■ Directive: Word for word, transcribe the lines below and drop the pictures.

■ Supplied data:

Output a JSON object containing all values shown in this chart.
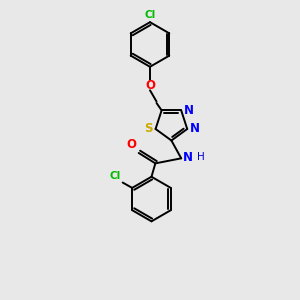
{
  "background_color": "#e8e8e8",
  "bond_color": "#000000",
  "atom_colors": {
    "Cl_top": "#00bb00",
    "O": "#ff0000",
    "N": "#0000ff",
    "S": "#ccaa00",
    "Cl_bottom": "#00bb00",
    "H": "#0000cc"
  },
  "figsize": [
    3.0,
    3.0
  ],
  "dpi": 100,
  "lw": 1.4,
  "font_size": 7.5
}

■ Written response:
Output a JSON object containing all values shown in this chart.
{
  "background_color": "#e8e8e8",
  "bond_color": "#000000",
  "atom_colors": {
    "Cl_top": "#00bb00",
    "O": "#ff0000",
    "N": "#0000ff",
    "S": "#ccaa00",
    "Cl_bottom": "#00bb00",
    "H": "#0000cc"
  },
  "figsize": [
    3.0,
    3.0
  ],
  "dpi": 100,
  "lw": 1.4,
  "font_size": 7.5
}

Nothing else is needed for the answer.